▶ Stated exercise
From the listing below, extract each line containing the string "ylabel".

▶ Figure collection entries
— BEGIN —

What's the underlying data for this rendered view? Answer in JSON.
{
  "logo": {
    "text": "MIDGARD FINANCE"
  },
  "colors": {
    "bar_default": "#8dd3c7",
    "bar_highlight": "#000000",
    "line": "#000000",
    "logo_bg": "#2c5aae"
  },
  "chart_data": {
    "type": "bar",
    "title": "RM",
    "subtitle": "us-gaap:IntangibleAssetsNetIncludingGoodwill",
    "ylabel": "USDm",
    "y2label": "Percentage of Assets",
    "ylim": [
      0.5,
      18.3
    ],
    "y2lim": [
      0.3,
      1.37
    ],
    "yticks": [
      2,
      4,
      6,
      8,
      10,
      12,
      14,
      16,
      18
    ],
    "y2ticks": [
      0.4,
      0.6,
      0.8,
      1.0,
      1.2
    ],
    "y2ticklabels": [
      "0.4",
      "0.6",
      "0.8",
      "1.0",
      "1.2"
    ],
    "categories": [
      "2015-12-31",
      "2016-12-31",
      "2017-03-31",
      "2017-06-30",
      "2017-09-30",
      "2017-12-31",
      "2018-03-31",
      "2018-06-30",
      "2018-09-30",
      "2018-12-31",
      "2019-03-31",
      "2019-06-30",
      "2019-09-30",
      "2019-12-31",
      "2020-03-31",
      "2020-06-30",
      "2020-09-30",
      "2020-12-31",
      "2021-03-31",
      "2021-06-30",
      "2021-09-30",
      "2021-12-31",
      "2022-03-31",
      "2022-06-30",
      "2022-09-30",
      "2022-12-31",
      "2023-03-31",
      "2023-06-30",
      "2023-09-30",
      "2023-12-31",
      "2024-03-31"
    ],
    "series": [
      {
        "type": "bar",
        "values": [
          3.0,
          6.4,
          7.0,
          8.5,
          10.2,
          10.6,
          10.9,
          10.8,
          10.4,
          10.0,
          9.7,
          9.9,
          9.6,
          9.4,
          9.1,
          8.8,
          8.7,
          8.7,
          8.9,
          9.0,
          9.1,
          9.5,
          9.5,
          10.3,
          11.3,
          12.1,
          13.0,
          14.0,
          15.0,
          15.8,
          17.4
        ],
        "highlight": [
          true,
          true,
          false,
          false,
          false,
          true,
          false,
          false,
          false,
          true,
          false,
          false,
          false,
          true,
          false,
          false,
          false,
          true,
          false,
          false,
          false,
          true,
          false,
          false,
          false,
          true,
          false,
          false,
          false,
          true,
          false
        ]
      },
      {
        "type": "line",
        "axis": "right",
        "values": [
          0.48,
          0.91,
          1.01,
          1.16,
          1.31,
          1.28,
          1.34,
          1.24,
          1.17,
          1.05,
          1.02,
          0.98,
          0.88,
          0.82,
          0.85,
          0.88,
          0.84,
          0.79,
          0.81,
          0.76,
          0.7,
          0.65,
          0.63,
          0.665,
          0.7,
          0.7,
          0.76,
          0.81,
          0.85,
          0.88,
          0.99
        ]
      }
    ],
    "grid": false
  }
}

— END —
— BEGIN —

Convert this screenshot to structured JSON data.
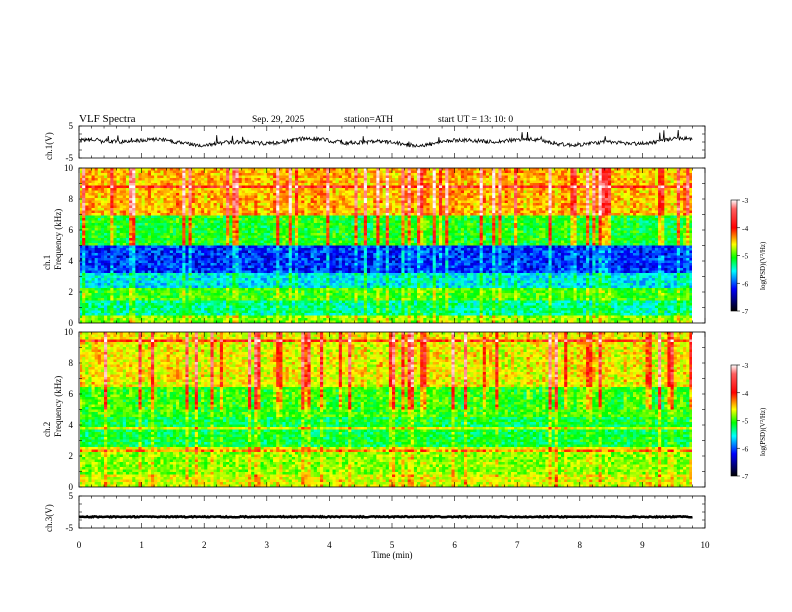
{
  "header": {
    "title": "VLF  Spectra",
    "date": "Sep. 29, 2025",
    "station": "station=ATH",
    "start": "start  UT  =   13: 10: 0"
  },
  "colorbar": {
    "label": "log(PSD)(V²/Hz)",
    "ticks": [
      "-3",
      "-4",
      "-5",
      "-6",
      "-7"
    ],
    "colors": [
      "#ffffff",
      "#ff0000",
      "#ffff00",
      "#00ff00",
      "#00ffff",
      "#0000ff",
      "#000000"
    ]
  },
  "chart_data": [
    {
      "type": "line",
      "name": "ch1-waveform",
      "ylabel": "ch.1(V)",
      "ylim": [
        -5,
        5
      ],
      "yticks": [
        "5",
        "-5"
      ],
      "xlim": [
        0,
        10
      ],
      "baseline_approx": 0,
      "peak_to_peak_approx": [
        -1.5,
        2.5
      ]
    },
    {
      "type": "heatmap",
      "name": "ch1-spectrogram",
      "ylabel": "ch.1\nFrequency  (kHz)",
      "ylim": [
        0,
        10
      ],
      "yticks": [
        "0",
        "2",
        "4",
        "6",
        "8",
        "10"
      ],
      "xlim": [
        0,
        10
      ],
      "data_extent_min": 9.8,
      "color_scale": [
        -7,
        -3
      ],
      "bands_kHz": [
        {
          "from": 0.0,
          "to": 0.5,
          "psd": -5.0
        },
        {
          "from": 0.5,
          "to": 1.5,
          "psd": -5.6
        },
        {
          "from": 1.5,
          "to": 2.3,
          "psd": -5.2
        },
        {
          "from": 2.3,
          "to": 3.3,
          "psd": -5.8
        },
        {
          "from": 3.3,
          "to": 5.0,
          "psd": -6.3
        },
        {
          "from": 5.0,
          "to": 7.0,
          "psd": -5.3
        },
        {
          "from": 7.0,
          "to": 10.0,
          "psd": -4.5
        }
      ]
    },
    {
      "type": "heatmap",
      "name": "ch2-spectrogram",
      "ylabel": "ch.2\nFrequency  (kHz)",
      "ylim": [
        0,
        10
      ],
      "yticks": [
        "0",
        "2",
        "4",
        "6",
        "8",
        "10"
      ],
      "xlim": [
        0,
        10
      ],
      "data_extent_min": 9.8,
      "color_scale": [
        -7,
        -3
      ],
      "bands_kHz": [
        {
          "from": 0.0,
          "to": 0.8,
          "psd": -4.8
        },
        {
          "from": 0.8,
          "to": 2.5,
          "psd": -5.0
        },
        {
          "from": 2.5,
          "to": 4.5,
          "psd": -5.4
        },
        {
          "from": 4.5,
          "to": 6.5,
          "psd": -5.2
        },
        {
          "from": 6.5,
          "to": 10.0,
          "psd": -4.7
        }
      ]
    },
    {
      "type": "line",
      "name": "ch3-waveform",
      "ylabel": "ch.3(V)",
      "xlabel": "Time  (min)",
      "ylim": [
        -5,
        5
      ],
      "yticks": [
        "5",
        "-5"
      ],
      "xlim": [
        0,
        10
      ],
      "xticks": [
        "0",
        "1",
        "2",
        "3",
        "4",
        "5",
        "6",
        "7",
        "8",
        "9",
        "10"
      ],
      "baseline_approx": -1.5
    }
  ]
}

— END —

▶ Exercise answer
    "ylabel": "USDm",
      "ylabel": "ch.1(V)",
      "ylabel": "ch.1\nFrequency  (kHz)",
      "ylabel": "ch.2\nFrequency  (kHz)",
      "ylabel": "ch.3(V)",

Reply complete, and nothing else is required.